■ EXERCISE INSTRUCTIONS: Answer with a single number: the count of lines that include the string "東日本大地震".

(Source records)
## Begin
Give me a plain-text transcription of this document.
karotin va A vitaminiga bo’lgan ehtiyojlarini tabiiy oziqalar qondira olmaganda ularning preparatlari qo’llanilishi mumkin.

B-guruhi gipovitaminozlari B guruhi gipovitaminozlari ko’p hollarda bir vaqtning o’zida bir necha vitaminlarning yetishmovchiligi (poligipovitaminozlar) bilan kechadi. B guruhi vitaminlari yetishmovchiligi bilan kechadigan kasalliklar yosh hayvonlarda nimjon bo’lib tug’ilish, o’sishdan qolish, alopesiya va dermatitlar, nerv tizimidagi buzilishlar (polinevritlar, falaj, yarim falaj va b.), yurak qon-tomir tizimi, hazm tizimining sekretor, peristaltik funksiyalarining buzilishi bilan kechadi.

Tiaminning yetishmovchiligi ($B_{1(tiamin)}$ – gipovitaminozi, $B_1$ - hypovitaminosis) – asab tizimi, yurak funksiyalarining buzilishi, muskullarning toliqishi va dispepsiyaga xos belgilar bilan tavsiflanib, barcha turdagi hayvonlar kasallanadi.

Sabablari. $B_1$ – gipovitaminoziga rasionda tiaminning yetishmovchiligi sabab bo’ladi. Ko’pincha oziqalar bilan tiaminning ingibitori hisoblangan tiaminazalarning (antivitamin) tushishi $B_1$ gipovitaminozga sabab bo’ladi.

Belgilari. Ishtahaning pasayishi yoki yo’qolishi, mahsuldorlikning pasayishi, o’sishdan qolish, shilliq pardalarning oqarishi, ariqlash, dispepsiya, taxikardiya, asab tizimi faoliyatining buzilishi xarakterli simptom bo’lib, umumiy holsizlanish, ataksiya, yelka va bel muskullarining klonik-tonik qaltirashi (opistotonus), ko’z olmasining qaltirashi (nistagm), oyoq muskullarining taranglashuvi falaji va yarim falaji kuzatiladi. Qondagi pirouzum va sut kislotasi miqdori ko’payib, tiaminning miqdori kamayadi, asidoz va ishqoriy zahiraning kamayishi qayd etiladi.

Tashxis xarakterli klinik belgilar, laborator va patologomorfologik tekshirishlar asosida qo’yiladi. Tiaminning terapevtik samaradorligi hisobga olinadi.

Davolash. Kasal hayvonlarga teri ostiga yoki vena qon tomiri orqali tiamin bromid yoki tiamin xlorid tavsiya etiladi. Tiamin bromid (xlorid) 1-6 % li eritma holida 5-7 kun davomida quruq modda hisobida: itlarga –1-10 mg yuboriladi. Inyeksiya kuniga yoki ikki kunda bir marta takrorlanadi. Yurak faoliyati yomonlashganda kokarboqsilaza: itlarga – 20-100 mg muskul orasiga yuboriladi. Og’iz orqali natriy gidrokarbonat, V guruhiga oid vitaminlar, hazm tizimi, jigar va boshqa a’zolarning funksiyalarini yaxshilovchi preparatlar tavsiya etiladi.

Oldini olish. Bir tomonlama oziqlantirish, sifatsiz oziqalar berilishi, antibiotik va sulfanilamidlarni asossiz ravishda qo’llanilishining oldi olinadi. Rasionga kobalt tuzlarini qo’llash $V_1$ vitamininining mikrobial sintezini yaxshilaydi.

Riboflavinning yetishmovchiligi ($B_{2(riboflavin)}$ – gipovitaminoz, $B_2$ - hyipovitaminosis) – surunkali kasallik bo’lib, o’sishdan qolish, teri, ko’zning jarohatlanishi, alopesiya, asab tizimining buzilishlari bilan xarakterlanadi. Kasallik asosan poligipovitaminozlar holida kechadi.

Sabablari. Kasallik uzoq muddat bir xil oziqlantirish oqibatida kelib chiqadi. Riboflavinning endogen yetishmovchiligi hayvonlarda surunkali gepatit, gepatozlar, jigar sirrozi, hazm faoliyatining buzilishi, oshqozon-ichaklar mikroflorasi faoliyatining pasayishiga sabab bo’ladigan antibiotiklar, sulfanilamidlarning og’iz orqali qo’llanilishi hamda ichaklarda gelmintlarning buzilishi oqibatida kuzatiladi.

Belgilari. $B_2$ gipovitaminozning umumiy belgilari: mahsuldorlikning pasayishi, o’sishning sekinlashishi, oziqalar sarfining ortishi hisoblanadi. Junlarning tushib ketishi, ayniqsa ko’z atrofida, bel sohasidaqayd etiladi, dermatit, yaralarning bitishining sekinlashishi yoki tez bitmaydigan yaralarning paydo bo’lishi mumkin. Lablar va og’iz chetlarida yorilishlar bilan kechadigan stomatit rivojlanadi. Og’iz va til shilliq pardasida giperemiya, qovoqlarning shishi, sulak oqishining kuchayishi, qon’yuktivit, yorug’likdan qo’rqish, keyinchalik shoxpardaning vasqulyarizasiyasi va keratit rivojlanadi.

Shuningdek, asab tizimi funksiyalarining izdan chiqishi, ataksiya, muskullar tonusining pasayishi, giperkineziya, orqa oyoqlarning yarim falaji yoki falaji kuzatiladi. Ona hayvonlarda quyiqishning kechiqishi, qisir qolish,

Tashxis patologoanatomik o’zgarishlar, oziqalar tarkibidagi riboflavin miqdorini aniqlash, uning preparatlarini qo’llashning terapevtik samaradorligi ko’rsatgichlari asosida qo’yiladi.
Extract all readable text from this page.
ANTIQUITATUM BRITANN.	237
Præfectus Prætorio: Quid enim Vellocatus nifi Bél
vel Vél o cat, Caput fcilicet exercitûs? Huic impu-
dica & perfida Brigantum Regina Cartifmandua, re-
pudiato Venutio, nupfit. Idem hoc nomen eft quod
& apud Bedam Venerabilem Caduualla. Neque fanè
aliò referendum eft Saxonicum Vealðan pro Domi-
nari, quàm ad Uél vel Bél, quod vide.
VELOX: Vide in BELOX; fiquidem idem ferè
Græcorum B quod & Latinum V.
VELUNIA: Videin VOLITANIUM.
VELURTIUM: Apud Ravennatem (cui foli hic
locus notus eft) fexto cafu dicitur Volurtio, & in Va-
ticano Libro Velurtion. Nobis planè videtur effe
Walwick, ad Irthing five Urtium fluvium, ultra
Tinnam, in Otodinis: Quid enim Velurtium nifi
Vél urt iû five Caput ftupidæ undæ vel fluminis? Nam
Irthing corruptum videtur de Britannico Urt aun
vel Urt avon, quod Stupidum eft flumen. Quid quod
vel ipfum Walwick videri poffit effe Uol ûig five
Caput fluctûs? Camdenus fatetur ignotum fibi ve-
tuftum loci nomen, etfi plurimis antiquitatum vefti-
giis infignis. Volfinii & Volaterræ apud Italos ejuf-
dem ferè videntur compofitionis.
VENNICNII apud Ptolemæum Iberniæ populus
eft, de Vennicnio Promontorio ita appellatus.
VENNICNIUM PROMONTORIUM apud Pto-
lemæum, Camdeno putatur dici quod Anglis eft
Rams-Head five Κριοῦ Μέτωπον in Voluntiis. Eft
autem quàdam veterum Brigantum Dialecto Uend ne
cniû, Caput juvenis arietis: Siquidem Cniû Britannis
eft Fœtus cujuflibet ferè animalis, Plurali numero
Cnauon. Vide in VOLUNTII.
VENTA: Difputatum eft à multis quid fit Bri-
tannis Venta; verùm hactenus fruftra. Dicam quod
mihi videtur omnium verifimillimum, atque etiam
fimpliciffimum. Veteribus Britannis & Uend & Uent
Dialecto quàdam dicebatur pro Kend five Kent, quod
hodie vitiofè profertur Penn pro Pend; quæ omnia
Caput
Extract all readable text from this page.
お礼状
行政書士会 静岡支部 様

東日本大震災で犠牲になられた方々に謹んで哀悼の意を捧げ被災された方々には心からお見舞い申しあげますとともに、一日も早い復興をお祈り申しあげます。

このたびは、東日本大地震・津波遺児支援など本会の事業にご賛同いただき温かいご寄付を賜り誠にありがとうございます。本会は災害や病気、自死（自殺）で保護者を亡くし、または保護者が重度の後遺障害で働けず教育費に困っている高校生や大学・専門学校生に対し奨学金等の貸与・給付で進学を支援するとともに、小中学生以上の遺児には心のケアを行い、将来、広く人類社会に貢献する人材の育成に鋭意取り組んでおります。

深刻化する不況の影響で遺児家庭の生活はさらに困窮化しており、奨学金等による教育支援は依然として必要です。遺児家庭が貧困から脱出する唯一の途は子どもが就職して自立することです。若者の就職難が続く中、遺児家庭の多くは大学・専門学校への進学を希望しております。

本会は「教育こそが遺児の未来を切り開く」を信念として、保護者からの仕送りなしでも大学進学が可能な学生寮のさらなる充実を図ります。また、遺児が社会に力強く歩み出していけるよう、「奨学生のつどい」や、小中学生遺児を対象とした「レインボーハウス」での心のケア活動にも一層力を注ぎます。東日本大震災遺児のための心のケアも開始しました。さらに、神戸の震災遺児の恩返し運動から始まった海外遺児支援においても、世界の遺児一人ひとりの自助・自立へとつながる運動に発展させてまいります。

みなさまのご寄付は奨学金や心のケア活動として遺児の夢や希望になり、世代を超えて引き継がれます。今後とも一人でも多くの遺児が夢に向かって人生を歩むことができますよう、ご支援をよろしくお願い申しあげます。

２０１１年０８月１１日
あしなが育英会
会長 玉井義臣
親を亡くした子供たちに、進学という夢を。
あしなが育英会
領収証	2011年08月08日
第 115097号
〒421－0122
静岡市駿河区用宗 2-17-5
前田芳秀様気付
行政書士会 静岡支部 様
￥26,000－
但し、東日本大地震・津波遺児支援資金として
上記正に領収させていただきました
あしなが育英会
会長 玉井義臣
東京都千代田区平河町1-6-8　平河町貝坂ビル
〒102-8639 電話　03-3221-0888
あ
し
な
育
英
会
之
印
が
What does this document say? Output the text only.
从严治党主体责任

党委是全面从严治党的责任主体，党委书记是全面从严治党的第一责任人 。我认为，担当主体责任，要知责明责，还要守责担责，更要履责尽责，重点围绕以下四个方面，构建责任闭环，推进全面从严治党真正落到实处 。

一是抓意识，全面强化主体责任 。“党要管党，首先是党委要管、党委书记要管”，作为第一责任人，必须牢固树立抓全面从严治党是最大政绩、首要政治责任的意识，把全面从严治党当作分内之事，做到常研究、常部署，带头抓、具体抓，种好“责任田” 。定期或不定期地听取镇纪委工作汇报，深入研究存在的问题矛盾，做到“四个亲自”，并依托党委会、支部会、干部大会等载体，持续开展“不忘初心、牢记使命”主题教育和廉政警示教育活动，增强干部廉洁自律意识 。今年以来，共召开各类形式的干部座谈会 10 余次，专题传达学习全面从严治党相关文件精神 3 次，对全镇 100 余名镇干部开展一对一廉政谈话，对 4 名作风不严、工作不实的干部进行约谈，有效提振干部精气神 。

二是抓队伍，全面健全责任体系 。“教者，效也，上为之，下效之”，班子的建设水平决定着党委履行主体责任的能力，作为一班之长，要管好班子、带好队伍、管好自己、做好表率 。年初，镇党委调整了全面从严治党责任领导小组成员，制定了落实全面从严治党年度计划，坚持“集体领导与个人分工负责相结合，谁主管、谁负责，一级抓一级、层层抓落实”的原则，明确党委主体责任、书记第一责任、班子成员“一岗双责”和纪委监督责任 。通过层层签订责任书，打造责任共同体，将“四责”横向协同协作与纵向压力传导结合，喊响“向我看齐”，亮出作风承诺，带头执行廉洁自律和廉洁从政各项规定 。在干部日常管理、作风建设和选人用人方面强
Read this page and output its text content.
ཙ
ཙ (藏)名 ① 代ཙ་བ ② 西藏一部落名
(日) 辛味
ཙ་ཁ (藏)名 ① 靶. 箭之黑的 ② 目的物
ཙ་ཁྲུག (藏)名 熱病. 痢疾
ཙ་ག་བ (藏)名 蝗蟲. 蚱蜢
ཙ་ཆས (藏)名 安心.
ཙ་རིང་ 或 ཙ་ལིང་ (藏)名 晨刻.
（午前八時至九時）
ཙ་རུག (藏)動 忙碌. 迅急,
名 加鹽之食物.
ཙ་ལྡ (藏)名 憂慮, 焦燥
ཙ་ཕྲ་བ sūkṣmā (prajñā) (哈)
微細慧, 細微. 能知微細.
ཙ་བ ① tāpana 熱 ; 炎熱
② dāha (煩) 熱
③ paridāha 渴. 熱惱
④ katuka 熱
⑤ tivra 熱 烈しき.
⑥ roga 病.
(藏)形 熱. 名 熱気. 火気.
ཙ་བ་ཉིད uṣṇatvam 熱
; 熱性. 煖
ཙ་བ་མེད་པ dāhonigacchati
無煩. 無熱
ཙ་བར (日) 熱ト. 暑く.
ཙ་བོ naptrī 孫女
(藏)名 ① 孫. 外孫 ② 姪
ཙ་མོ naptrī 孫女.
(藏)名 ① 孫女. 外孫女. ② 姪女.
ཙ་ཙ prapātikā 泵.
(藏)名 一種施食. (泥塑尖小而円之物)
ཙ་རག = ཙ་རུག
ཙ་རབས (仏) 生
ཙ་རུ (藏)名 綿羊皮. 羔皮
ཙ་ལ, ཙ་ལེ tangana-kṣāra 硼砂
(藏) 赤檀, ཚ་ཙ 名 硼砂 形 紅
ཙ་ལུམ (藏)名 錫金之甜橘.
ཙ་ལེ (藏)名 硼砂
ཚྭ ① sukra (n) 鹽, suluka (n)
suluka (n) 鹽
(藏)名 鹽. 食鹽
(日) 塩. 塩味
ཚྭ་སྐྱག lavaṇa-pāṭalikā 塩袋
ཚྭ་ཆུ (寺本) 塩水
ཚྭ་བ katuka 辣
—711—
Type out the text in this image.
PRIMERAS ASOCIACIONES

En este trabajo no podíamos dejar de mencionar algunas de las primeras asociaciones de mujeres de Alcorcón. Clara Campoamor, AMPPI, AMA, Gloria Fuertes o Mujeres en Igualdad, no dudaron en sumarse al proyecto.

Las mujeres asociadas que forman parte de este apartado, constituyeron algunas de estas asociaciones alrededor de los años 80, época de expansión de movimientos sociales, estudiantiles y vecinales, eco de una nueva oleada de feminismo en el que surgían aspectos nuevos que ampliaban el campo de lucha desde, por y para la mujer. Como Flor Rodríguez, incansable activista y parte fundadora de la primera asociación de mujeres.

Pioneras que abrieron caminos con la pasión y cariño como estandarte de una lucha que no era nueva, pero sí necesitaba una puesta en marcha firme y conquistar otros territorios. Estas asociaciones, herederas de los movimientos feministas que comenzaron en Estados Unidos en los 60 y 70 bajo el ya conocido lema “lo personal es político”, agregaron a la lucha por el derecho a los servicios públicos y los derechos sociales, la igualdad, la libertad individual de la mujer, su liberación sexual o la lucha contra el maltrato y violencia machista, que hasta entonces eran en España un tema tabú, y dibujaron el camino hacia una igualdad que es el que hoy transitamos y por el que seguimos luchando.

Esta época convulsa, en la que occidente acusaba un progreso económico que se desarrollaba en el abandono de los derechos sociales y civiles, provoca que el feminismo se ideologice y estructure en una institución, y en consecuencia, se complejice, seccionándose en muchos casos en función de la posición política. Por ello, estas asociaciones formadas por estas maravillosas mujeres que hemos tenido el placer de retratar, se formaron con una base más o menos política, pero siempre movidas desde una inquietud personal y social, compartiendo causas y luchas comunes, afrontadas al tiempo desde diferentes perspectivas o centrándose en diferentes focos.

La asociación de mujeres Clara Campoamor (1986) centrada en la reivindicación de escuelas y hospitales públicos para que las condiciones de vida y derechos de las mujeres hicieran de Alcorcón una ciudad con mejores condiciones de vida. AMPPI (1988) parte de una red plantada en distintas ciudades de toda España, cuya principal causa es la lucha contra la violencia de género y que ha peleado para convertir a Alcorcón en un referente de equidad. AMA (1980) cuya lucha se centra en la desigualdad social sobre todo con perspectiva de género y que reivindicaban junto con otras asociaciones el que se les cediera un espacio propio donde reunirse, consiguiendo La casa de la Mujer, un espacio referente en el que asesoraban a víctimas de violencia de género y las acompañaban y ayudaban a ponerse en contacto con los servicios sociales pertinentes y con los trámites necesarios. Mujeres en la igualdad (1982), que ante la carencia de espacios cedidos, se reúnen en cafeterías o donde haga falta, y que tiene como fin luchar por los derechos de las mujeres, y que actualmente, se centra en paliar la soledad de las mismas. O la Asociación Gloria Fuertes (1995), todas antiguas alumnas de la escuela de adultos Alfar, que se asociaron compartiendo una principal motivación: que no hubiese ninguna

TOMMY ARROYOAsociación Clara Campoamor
## End
■ ANSWER TO THE EXERCISE: 2